PROVIDED PASSAGE
================
Market Outlook – 1st to 15th April 2025 Pricing Window

Crude Oil and Refined Products Market Review and Outlook

Global crude prices rose by an average of about 1.38% in the first quarter of 2025 compared to the last quarter of 2024. Prices reached their highest point in February, with Brent spot prices soaring as high as $83 per barrel. CITAC Africa attributed this rise primarily to “the trade-war-provoking rhetoric and actions of the new Trump Administration in the United States.” The rise in crude prices during the quarter can also be attributed to a sharp decline in global stock levels, particularly in the US. Moreover, available data shows that OECD industry inventories of crude and refined products fell to their lowest levels for this time of the year since 2022. The U.S. Energy Information Administration (EIA) also attributed the rise in crude prices to the US Administration’s tariff war policies, which affected the supply chain dynamics within the oil markets, contributing to market volatility.

Notwithstanding, concerns over global demand notably in China, and rising inflationary pressures continue to push down international prices despite the significant tightening in global inventories.

It is expected that global crude prices will remain subdued in the second quarter of the year due to the geopolitical tensions and tariff impositions between the US administration and some of its major trading partners, threatening global demand. The US imposed new sanctions on various entities and vessels involved in shipping Iranian crude oil to China and announced 25% tariffs on all imports from Canada and Mexico, as well as a 10% tariff on imports from China.
================
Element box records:
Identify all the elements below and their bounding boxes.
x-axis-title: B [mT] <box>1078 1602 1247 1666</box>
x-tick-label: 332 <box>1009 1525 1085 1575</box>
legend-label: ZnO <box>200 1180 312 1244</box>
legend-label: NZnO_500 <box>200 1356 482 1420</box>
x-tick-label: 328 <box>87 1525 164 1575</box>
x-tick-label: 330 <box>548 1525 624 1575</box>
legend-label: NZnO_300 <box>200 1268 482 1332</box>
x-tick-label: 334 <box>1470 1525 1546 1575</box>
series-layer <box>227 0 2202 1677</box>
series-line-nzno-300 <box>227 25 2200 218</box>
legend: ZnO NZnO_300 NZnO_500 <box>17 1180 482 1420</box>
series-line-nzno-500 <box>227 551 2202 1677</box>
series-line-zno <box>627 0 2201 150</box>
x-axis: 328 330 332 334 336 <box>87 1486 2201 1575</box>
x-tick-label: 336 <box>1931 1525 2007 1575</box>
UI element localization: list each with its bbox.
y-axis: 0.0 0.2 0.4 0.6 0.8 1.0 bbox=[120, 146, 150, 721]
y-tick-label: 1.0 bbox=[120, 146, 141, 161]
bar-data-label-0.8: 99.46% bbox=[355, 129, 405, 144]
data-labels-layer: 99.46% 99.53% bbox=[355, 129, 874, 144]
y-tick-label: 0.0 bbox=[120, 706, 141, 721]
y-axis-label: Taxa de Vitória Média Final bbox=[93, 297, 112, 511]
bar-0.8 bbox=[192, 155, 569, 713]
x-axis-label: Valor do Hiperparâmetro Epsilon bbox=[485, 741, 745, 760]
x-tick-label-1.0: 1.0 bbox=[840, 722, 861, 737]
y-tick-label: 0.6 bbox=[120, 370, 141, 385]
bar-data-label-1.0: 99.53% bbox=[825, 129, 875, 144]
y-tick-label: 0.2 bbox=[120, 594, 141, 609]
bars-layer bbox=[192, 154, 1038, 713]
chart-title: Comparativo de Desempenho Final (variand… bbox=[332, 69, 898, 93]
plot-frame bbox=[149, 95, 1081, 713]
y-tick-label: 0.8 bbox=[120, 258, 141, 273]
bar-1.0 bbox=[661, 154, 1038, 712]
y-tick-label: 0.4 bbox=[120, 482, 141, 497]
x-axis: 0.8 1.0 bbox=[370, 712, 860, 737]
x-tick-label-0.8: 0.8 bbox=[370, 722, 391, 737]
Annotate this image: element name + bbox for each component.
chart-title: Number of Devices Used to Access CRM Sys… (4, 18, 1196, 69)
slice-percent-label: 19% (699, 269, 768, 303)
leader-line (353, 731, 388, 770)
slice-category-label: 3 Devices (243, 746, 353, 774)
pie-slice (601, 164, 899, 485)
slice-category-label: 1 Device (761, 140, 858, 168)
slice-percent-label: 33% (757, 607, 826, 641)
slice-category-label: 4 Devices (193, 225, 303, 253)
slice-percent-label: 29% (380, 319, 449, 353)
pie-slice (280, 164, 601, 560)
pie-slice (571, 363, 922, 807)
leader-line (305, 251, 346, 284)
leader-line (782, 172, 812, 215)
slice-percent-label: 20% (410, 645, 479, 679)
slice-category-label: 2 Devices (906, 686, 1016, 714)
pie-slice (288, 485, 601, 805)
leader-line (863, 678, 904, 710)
================
AIM
Answer these questions using the crude oil market outlook above:
1. How high did Brent spot prices climb in February?
2. Which country is named in the concerns over global demand?
3. What tariff rate did the US announce on all imports from Canada and Mexico?

ANSWER
1. As high as $83 per barrel.
2. China.
3. 25%.